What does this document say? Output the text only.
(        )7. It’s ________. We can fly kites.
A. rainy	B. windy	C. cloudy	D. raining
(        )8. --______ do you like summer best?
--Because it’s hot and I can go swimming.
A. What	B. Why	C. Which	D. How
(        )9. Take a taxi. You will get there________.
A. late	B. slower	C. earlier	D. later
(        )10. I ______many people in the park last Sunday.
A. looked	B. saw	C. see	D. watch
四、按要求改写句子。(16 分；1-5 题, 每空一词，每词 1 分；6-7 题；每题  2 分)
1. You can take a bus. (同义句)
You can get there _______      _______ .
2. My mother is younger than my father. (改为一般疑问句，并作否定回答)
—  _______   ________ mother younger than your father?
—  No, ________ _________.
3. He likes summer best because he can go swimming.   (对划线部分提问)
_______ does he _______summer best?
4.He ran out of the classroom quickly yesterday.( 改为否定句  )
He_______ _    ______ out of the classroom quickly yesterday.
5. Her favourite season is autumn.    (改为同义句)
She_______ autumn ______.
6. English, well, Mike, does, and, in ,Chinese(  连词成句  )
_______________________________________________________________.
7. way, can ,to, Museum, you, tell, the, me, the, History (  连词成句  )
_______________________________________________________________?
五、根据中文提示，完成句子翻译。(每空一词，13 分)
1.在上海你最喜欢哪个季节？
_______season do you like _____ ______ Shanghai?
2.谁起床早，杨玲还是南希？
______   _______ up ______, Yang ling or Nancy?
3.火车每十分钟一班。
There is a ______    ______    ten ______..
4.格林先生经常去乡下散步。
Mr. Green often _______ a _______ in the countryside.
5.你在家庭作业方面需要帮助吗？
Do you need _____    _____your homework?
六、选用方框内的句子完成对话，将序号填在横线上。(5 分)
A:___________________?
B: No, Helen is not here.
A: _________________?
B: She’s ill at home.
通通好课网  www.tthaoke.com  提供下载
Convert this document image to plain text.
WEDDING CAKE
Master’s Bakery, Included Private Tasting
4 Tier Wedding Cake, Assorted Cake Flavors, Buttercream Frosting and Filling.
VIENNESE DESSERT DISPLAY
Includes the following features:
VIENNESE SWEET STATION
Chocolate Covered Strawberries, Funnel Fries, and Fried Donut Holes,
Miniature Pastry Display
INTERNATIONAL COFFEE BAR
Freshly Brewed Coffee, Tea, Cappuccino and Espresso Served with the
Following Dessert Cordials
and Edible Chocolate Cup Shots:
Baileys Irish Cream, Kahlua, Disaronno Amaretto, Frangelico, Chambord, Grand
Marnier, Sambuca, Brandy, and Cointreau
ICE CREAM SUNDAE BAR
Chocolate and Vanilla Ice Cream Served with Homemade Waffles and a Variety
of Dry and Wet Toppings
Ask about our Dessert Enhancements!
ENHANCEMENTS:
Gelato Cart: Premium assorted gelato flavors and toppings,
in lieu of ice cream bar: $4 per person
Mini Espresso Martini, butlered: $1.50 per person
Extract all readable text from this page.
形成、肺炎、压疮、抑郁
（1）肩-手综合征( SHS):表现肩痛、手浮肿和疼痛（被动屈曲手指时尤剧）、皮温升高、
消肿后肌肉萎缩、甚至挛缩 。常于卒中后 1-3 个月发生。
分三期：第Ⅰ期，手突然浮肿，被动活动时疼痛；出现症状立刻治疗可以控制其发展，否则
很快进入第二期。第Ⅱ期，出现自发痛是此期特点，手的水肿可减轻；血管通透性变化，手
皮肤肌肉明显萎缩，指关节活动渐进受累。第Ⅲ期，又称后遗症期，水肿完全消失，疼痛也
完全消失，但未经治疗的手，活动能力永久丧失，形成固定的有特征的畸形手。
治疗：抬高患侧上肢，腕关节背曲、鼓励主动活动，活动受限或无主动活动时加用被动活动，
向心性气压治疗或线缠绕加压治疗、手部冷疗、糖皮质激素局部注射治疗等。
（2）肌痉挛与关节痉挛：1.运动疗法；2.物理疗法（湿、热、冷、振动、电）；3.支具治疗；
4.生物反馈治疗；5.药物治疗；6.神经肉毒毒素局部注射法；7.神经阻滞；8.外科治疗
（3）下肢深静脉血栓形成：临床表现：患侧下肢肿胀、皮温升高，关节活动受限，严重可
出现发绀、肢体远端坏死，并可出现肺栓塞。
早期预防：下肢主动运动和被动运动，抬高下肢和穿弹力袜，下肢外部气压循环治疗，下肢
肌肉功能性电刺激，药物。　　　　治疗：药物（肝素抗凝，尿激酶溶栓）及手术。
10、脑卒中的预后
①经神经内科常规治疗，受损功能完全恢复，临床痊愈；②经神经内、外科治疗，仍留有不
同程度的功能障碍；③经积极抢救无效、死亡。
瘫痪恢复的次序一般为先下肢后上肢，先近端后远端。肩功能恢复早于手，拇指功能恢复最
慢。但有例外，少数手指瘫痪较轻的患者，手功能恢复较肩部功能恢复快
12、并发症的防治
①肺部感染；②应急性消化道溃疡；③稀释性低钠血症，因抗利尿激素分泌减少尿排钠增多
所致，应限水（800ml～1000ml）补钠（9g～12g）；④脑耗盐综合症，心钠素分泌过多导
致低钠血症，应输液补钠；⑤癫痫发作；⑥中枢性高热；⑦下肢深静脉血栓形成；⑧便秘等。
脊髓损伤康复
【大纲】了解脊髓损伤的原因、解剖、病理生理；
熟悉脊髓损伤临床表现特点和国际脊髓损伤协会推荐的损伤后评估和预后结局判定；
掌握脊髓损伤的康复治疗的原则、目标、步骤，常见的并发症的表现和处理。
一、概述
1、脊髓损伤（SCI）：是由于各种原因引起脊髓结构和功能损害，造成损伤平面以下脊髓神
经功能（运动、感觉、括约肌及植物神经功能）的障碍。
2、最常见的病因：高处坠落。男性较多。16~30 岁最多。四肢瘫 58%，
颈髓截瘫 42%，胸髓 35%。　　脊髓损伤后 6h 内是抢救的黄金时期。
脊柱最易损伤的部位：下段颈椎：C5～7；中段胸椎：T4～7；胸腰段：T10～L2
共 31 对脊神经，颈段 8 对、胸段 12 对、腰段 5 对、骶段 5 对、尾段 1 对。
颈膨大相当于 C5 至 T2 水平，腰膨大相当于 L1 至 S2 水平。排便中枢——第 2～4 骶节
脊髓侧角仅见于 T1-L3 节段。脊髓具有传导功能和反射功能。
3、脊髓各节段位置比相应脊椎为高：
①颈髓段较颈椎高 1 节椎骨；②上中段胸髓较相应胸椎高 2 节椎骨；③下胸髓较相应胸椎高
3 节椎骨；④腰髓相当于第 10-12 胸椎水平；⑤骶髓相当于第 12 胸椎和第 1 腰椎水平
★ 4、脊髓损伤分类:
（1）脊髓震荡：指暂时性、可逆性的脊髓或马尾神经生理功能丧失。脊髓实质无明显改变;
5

◇ ◇ ◇ ◇ ◇

◆ **STATED TASK**
Collect every line from the records above that contains the word "皮温升高".

◆ **RESPONSE**
（1）肩-手综合征( SHS):表现肩痛、手浮肿和疼痛（被动屈曲手指时尤剧）、皮温升高、
（3）下肢深静脉血栓形成：临床表现：患侧下肢肿胀、皮温升高，关节活动受限，严重可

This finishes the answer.